#### Goal of the exercise
What follows is a set of records, each of which is to be written out exactly.

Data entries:
[Start]
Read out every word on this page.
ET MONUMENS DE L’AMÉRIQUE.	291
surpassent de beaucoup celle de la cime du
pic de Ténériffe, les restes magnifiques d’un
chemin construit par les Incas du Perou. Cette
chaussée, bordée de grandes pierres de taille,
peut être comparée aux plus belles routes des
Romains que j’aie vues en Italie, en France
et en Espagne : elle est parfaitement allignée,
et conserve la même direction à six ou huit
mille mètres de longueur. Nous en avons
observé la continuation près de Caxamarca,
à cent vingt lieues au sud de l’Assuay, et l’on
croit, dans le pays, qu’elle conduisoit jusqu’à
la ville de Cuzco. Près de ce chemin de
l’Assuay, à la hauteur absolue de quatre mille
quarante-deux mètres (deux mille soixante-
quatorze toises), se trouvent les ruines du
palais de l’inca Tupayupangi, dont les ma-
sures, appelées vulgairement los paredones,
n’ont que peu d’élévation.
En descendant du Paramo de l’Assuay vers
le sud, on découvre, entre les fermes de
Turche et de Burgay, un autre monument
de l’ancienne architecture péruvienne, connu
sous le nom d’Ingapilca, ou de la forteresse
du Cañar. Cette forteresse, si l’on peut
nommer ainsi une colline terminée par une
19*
[End]
#### Completed exercise
Read out every word on this page.
ET MONUMENS DE L’AMÉRIQUE.	291
surpassent de beaucoup celle de la cime du
pic de Ténériffe, les restes magnifiques d’un
chemin construit par les Incas du Perou. Cette
chaussée, bordée de grandes pierres de taille,
peut être comparée aux plus belles routes des
Romains que j’aie vues en Italie, en France
et en Espagne : elle est parfaitement allignée,
et conserve la même direction à six ou huit
mille mètres de longueur. Nous en avons
observé la continuation près de Caxamarca,
à cent vingt lieues au sud de l’Assuay, et l’on
croit, dans le pays, qu’elle conduisoit jusqu’à
la ville de Cuzco. Près de ce chemin de
l’Assuay, à la hauteur absolue de quatre mille
quarante-deux mètres (deux mille soixante-
quatorze toises), se trouvent les ruines du
palais de l’inca Tupayupangi, dont les ma-
sures, appelées vulgairement los paredones,
n’ont que peu d’élévation.
En descendant du Paramo de l’Assuay vers
le sud, on découvre, entre les fermes de
Turche et de Burgay, un autre monument
de l’ancienne architecture péruvienne, connu
sous le nom d’Ingapilca, ou de la forteresse
du Cañar. Cette forteresse, si l’on peut
nommer ainsi une colline terminée par une
19*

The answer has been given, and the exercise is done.